## What to produce
Exactly reproduce each line of the listing that follows.

[Entries taken from a collection]
......
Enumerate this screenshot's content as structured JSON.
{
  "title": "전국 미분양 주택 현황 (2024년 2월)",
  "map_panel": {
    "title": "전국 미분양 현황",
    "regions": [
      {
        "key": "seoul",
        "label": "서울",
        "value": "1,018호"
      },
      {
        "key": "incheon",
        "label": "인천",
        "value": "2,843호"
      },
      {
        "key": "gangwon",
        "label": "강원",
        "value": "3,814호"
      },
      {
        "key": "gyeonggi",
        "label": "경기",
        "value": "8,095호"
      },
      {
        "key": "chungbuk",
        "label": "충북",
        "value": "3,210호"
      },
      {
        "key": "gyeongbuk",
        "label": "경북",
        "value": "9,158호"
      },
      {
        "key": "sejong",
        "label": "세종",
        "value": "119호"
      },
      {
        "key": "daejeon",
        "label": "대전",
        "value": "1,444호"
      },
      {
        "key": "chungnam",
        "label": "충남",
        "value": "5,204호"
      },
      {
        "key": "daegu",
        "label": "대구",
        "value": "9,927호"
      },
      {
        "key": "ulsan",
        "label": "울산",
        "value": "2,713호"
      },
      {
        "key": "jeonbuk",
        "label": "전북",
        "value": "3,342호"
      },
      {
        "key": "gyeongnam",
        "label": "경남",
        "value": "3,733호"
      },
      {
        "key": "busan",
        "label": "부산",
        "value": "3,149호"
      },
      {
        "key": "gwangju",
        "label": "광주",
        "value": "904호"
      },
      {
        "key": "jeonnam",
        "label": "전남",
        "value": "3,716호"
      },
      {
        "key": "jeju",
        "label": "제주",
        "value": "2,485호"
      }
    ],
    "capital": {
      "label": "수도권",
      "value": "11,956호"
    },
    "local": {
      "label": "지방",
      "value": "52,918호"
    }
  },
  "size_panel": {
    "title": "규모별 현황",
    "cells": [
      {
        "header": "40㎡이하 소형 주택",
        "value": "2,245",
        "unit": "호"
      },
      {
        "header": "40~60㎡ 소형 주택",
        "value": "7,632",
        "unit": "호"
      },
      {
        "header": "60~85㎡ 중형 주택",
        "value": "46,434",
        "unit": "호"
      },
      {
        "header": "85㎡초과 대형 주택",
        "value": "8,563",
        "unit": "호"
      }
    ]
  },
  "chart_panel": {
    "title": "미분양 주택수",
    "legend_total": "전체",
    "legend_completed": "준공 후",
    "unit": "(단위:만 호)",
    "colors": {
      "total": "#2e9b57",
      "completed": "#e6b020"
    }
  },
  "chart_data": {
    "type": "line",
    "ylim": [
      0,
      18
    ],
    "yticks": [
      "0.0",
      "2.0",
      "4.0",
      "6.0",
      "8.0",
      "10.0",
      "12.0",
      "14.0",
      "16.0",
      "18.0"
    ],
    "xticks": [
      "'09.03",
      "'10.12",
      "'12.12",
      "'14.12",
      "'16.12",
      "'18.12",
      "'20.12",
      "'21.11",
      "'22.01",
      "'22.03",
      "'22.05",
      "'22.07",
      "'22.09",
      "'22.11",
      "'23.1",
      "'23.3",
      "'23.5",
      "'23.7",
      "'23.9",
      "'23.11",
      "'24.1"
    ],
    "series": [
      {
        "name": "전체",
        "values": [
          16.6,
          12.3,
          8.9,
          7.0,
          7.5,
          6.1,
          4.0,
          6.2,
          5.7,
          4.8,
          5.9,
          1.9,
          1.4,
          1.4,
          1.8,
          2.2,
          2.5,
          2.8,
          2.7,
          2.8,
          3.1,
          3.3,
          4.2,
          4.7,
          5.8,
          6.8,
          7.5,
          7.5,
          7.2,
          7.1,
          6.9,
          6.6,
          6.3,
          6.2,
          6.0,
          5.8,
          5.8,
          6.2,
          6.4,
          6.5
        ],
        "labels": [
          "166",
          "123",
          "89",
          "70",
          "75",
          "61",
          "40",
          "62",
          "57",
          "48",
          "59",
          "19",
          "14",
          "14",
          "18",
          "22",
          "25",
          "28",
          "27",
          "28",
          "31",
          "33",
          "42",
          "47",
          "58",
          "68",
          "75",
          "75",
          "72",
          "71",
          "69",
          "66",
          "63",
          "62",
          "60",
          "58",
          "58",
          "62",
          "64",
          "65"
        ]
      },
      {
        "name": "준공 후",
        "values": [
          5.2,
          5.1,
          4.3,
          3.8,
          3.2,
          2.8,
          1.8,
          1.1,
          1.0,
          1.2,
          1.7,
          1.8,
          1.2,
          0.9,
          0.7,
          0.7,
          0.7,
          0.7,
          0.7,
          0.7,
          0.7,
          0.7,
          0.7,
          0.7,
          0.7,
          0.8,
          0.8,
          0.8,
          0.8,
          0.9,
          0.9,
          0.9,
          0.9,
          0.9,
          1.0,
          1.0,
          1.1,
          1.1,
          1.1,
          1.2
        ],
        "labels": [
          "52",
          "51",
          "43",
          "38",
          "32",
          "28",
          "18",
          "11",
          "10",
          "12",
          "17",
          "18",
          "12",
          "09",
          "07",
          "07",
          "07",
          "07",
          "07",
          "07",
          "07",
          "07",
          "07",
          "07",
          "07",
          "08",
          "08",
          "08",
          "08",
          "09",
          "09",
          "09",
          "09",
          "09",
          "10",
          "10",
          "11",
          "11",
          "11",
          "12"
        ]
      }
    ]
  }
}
......
## Final result
Enumerate this screenshot's content as structured JSON.
{
  "title": "전국 미분양 주택 현황 (2024년 2월)",
  "map_panel": {
    "title": "전국 미분양 현황",
    "regions": [
      {
        "key": "seoul",
        "label": "서울",
        "value": "1,018호"
      },
      {
        "key": "incheon",
        "label": "인천",
        "value": "2,843호"
      },
      {
        "key": "gangwon",
        "label": "강원",
        "value": "3,814호"
      },
      {
        "key": "gyeonggi",
        "label": "경기",
        "value": "8,095호"
      },
      {
        "key": "chungbuk",
        "label": "충북",
        "value": "3,210호"
      },
      {
        "key": "gyeongbuk",
        "label": "경북",
        "value": "9,158호"
      },
      {
        "key": "sejong",
        "label": "세종",
        "value": "119호"
      },
      {
        "key": "daejeon",
        "label": "대전",
        "value": "1,444호"
      },
      {
        "key": "chungnam",
        "label": "충남",
        "value": "5,204호"
      },
      {
        "key": "daegu",
        "label": "대구",
        "value": "9,927호"
      },
      {
        "key": "ulsan",
        "label": "울산",
        "value": "2,713호"
      },
      {
        "key": "jeonbuk",
        "label": "전북",
        "value": "3,342호"
      },
      {
        "key": "gyeongnam",
        "label": "경남",
        "value": "3,733호"
      },
      {
        "key": "busan",
        "label": "부산",
        "value": "3,149호"
      },
      {
        "key": "gwangju",
        "label": "광주",
        "value": "904호"
      },
      {
        "key": "jeonnam",
        "label": "전남",
        "value": "3,716호"
      },
      {
        "key": "jeju",
        "label": "제주",
        "value": "2,485호"
      }
    ],
    "capital": {
      "label": "수도권",
      "value": "11,956호"
    },
    "local": {
      "label": "지방",
      "value": "52,918호"
    }
  },
  "size_panel": {
    "title": "규모별 현황",
    "cells": [
      {
        "header": "40㎡이하 소형 주택",
        "value": "2,245",
        "unit": "호"
      },
      {
        "header": "40~60㎡ 소형 주택",
        "value": "7,632",
        "unit": "호"
      },
      {
        "header": "60~85㎡ 중형 주택",
        "value": "46,434",
        "unit": "호"
      },
      {
        "header": "85㎡초과 대형 주택",
        "value": "8,563",
        "unit": "호"
      }
    ]
  },
  "chart_panel": {
    "title": "미분양 주택수",
    "legend_total": "전체",
    "legend_completed": "준공 후",
    "unit": "(단위:만 호)",
    "colors": {
      "total": "#2e9b57",
      "completed": "#e6b020"
    }
  },
  "chart_data": {
    "type": "line",
    "ylim": [
      0,
      18
    ],
    "yticks": [
      "0.0",
      "2.0",
      "4.0",
      "6.0",
      "8.0",
      "10.0",
      "12.0",
      "14.0",
      "16.0",
      "18.0"
    ],
    "xticks": [
      "'09.03",
      "'10.12",
      "'12.12",
      "'14.12",
      "'16.12",
      "'18.12",
      "'20.12",
      "'21.11",
      "'22.01",
      "'22.03",
      "'22.05",
      "'22.07",
      "'22.09",
      "'22.11",
      "'23.1",
      "'23.3",
      "'23.5",
      "'23.7",
      "'23.9",
      "'23.11",
      "'24.1"
    ],
    "series": [
      {
        "name": "전체",
        "values": [
          16.6,
          12.3,
          8.9,
          7.0,
          7.5,
          6.1,
          4.0,
          6.2,
          5.7,
          4.8,
          5.9,
          1.9,
          1.4,
          1.4,
          1.8,
          2.2,
          2.5,
          2.8,
          2.7,
          2.8,
          3.1,
          3.3,
          4.2,
          4.7,
          5.8,
          6.8,
          7.5,
          7.5,
          7.2,
          7.1,
          6.9,
          6.6,
          6.3,
          6.2,
          6.0,
          5.8,
          5.8,
          6.2,
          6.4,
          6.5
        ],
        "labels": [
          "166",
          "123",
          "89",
          "70",
          "75",
          "61",
          "40",
          "62",
          "57",
          "48",
          "59",
          "19",
          "14",
          "14",
          "18",
          "22",
          "25",
          "28",
          "27",
          "28",
          "31",
          "33",
          "42",
          "47",
          "58",
          "68",
          "75",
          "75",
          "72",
          "71",
          "69",
          "66",
          "63",
          "62",
          "60",
          "58",
          "58",
          "62",
          "64",
          "65"
        ]
      },
      {
        "name": "준공 후",
        "values": [
          5.2,
          5.1,
          4.3,
          3.8,
          3.2,
          2.8,
          1.8,
          1.1,
          1.0,
          1.2,
          1.7,
          1.8,
          1.2,
          0.9,
          0.7,
          0.7,
          0.7,
          0.7,
          0.7,
          0.7,
          0.7,
          0.7,
          0.7,
          0.7,
          0.7,
          0.8,
          0.8,
          0.8,
          0.8,
          0.9,
          0.9,
          0.9,
          0.9,
          0.9,
          1.0,
          1.0,
          1.1,
          1.1,
          1.1,
          1.2
        ],
        "labels": [
          "52",
          "51",
          "43",
          "38",
          "32",
          "28",
          "18",
          "11",
          "10",
          "12",
          "17",
          "18",
          "12",
          "09",
          "07",
          "07",
          "07",
          "07",
          "07",
          "07",
          "07",
          "07",
          "07",
          "07",
          "07",
          "08",
          "08",
          "08",
          "08",
          "09",
          "09",
          "09",
          "09",
          "09",
          "10",
          "10",
          "11",
          "11",
          "11",
          "12"
        ]
      }
    ]
  }
}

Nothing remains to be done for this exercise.